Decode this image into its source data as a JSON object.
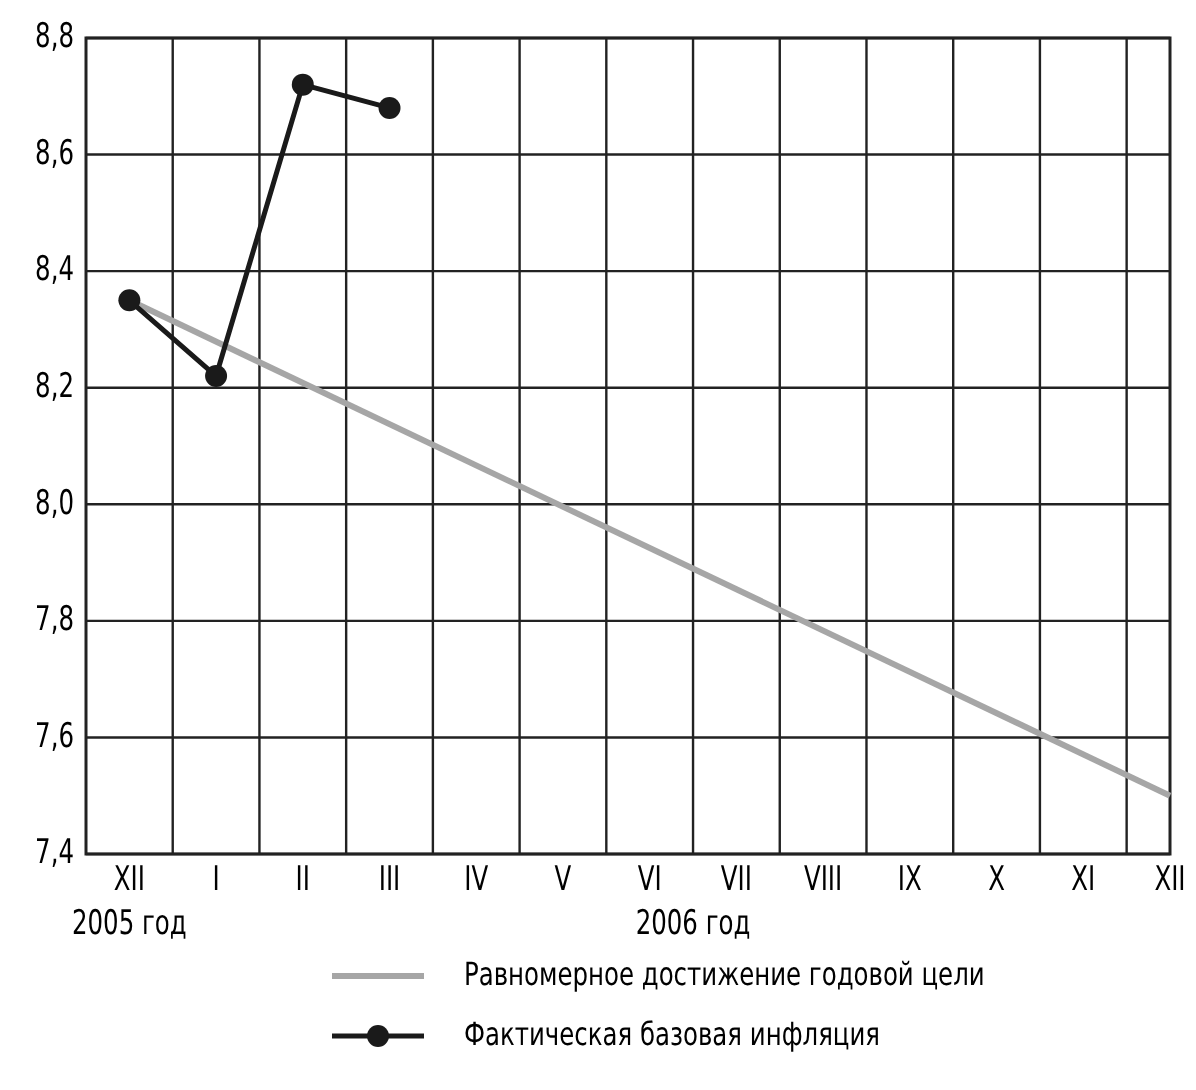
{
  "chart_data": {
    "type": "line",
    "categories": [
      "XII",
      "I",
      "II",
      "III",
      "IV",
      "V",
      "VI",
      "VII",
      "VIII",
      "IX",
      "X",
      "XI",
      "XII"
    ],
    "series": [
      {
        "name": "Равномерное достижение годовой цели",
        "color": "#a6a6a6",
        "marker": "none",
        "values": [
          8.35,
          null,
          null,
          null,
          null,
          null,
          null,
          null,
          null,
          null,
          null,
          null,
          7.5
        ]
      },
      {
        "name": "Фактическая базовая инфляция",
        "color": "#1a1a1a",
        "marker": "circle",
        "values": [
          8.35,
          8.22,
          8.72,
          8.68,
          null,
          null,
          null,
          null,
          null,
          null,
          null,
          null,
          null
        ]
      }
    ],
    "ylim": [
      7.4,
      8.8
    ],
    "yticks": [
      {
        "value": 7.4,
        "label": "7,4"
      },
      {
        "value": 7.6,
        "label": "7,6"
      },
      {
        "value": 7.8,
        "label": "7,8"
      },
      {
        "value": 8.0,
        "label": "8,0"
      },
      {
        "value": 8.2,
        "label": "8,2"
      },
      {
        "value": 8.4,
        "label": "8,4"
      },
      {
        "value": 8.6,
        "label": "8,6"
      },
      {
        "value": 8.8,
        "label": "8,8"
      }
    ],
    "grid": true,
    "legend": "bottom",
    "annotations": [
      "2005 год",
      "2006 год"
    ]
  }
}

-=-=-

## REQUIRED TASK
Give the data again exactly as written, with all pictures left out.

## RESULT FOR THIS EXERCISE
Decode this image into its source data as a JSON object.
{
  "chart_data": {
    "type": "line",
    "categories": [
      "XII",
      "I",
      "II",
      "III",
      "IV",
      "V",
      "VI",
      "VII",
      "VIII",
      "IX",
      "X",
      "XI",
      "XII"
    ],
    "series": [
      {
        "name": "Равномерное достижение годовой цели",
        "color": "#a6a6a6",
        "marker": "none",
        "values": [
          8.35,
          null,
          null,
          null,
          null,
          null,
          null,
          null,
          null,
          null,
          null,
          null,
          7.5
        ]
      },
      {
        "name": "Фактическая базовая инфляция",
        "color": "#1a1a1a",
        "marker": "circle",
        "values": [
          8.35,
          8.22,
          8.72,
          8.68,
          null,
          null,
          null,
          null,
          null,
          null,
          null,
          null,
          null
        ]
      }
    ],
    "ylim": [
      7.4,
      8.8
    ],
    "yticks": [
      {
        "value": 7.4,
        "label": "7,4"
      },
      {
        "value": 7.6,
        "label": "7,6"
      },
      {
        "value": 7.8,
        "label": "7,8"
      },
      {
        "value": 8.0,
        "label": "8,0"
      },
      {
        "value": 8.2,
        "label": "8,2"
      },
      {
        "value": 8.4,
        "label": "8,4"
      },
      {
        "value": 8.6,
        "label": "8,6"
      },
      {
        "value": 8.8,
        "label": "8,8"
      }
    ],
    "grid": true,
    "legend": "bottom",
    "annotations": [
      "2005 год",
      "2006 год"
    ]
  }
}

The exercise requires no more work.